## SHORT EXERCISE:
Repeat each line word for word.

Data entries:

———

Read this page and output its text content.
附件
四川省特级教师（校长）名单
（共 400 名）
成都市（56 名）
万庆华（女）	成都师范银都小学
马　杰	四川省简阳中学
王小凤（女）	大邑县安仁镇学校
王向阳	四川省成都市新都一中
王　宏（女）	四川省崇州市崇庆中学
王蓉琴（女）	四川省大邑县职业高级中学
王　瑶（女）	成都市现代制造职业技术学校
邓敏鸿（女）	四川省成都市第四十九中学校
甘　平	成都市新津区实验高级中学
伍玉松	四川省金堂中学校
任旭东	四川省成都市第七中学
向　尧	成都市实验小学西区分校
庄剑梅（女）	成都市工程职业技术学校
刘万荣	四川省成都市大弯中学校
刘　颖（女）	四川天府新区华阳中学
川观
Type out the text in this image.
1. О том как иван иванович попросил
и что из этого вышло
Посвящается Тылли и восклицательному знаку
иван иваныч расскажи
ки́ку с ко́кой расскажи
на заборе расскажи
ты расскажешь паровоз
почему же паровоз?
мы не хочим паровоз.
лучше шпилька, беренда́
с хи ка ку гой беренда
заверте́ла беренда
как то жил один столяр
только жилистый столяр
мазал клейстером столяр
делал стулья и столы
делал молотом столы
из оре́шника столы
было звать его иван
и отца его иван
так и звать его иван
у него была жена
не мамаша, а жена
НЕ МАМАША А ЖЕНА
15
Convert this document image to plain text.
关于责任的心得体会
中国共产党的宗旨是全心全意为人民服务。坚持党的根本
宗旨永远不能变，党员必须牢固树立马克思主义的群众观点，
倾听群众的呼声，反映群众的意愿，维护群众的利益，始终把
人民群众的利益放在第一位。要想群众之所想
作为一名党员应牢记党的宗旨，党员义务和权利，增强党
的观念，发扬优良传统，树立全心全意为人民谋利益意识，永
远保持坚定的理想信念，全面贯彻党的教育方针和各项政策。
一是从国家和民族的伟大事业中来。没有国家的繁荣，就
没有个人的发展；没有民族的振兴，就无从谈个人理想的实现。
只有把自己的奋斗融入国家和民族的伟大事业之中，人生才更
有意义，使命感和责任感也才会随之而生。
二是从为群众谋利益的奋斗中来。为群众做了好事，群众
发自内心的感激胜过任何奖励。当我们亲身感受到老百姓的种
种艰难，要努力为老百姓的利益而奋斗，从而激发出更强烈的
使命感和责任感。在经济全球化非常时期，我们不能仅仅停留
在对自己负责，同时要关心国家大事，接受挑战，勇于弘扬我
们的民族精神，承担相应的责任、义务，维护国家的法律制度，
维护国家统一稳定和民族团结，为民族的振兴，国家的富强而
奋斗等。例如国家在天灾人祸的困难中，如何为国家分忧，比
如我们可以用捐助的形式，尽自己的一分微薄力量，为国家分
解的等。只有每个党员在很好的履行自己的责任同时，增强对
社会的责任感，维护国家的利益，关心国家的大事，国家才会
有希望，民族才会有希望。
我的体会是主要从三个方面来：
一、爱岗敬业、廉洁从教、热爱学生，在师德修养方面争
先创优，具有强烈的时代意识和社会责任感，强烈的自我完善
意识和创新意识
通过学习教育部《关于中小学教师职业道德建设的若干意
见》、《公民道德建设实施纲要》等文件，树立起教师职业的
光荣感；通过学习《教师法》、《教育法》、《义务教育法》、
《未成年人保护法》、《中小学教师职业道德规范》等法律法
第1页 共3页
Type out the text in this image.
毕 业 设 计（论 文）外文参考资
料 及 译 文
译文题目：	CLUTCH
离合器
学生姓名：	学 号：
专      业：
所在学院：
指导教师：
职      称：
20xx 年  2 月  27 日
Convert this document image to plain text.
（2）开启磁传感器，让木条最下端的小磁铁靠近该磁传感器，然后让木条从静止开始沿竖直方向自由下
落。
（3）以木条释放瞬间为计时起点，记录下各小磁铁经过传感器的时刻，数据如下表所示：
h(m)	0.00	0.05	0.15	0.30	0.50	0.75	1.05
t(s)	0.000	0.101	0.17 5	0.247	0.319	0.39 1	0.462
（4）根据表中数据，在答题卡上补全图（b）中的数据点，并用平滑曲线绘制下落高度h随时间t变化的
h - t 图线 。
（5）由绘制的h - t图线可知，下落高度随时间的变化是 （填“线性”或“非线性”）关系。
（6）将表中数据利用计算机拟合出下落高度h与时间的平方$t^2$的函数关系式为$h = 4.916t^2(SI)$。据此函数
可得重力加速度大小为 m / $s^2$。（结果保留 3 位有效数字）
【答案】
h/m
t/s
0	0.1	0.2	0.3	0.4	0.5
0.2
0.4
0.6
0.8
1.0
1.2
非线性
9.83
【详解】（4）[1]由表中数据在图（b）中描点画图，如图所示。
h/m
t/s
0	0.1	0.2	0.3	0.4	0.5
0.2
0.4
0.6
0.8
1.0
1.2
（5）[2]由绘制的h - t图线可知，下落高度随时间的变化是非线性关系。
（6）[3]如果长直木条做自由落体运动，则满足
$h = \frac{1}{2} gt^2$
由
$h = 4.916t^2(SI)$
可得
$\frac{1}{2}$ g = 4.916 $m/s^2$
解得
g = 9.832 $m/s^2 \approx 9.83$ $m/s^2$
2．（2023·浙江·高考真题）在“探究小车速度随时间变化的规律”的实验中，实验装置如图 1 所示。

———

## RESPONSE:
Read this page and output its text content.
附件
四川省特级教师（校长）名单
（共 400 名）
成都市（56 名）
万庆华（女）	成都师范银都小学
马　杰	四川省简阳中学
王小凤（女）	大邑县安仁镇学校
王向阳	四川省成都市新都一中
王　宏（女）	四川省崇州市崇庆中学
王蓉琴（女）	四川省大邑县职业高级中学
王　瑶（女）	成都市现代制造职业技术学校
邓敏鸿（女）	四川省成都市第四十九中学校
甘　平	成都市新津区实验高级中学
伍玉松	四川省金堂中学校
任旭东	四川省成都市第七中学
向　尧	成都市实验小学西区分校
庄剑梅（女）	成都市工程职业技术学校
刘万荣	四川省成都市大弯中学校
刘　颖（女）	四川天府新区华阳中学
川观
Type out the text in this image.
1. О том как иван иванович попросил
и что из этого вышло
Посвящается Тылли и восклицательному знаку
иван иваныч расскажи
ки́ку с ко́кой расскажи
на заборе расскажи
ты расскажешь паровоз
почему же паровоз?
мы не хочим паровоз.
лучше шпилька, беренда́
с хи ка ку гой беренда
заверте́ла беренда
как то жил один столяр
только жилистый столяр
мазал клейстером столяр
делал стулья и столы
делал молотом столы
из оре́шника столы
было звать его иван
и отца его иван
так и звать его иван
у него была жена
не мамаша, а жена
НЕ МАМАША А ЖЕНА
15
Convert this document image to plain text.
关于责任的心得体会
中国共产党的宗旨是全心全意为人民服务。坚持党的根本
宗旨永远不能变，党员必须牢固树立马克思主义的群众观点，
倾听群众的呼声，反映群众的意愿，维护群众的利益，始终把
人民群众的利益放在第一位。要想群众之所想
作为一名党员应牢记党的宗旨，党员义务和权利，增强党
的观念，发扬优良传统，树立全心全意为人民谋利益意识，永
远保持坚定的理想信念，全面贯彻党的教育方针和各项政策。
一是从国家和民族的伟大事业中来。没有国家的繁荣，就
没有个人的发展；没有民族的振兴，就无从谈个人理想的实现。
只有把自己的奋斗融入国家和民族的伟大事业之中，人生才更
有意义，使命感和责任感也才会随之而生。
二是从为群众谋利益的奋斗中来。为群众做了好事，群众
发自内心的感激胜过任何奖励。当我们亲身感受到老百姓的种
种艰难，要努力为老百姓的利益而奋斗，从而激发出更强烈的
使命感和责任感。在经济全球化非常时期，我们不能仅仅停留
在对自己负责，同时要关心国家大事，接受挑战，勇于弘扬我
们的民族精神，承担相应的责任、义务，维护国家的法律制度，
维护国家统一稳定和民族团结，为民族的振兴，国家的富强而
奋斗等。例如国家在天灾人祸的困难中，如何为国家分忧，比
如我们可以用捐助的形式，尽自己的一分微薄力量，为国家分
解的等。只有每个党员在很好的履行自己的责任同时，增强对
社会的责任感，维护国家的利益，关心国家的大事，国家才会
有希望，民族才会有希望。
我的体会是主要从三个方面来：
一、爱岗敬业、廉洁从教、热爱学生，在师德修养方面争
先创优，具有强烈的时代意识和社会责任感，强烈的自我完善
意识和创新意识
通过学习教育部《关于中小学教师职业道德建设的若干意
见》、《公民道德建设实施纲要》等文件，树立起教师职业的
光荣感；通过学习《教师法》、《教育法》、《义务教育法》、
《未成年人保护法》、《中小学教师职业道德规范》等法律法
第1页 共3页
Type out the text in this image.
毕 业 设 计（论 文）外文参考资
料 及 译 文
译文题目：	CLUTCH
离合器
学生姓名：	学 号：
专      业：
所在学院：
指导教师：
职      称：
20xx 年  2 月  27 日
Convert this document image to plain text.
（2）开启磁传感器，让木条最下端的小磁铁靠近该磁传感器，然后让木条从静止开始沿竖直方向自由下
落。
（3）以木条释放瞬间为计时起点，记录下各小磁铁经过传感器的时刻，数据如下表所示：
h(m)	0.00	0.05	0.15	0.30	0.50	0.75	1.05
t(s)	0.000	0.101	0.17 5	0.247	0.319	0.39 1	0.462
（4）根据表中数据，在答题卡上补全图（b）中的数据点，并用平滑曲线绘制下落高度h随时间t变化的
h - t 图线 。
（5）由绘制的h - t图线可知，下落高度随时间的变化是 （填“线性”或“非线性”）关系。
（6）将表中数据利用计算机拟合出下落高度h与时间的平方$t^2$的函数关系式为$h = 4.916t^2(SI)$。据此函数
可得重力加速度大小为 m / $s^2$。（结果保留 3 位有效数字）
【答案】
h/m
t/s
0	0.1	0.2	0.3	0.4	0.5
0.2
0.4
0.6
0.8
1.0
1.2
非线性
9.83
【详解】（4）[1]由表中数据在图（b）中描点画图，如图所示。
h/m
t/s
0	0.1	0.2	0.3	0.4	0.5
0.2
0.4
0.6
0.8
1.0
1.2
（5）[2]由绘制的h - t图线可知，下落高度随时间的变化是非线性关系。
（6）[3]如果长直木条做自由落体运动，则满足
$h = \frac{1}{2} gt^2$
由
$h = 4.916t^2(SI)$
可得
$\frac{1}{2}$ g = 4.916 $m/s^2$
解得
g = 9.832 $m/s^2 \approx 9.83$ $m/s^2$
2．（2023·浙江·高考真题）在“探究小车速度随时间变化的规律”的实验中，实验装置如图 1 所示。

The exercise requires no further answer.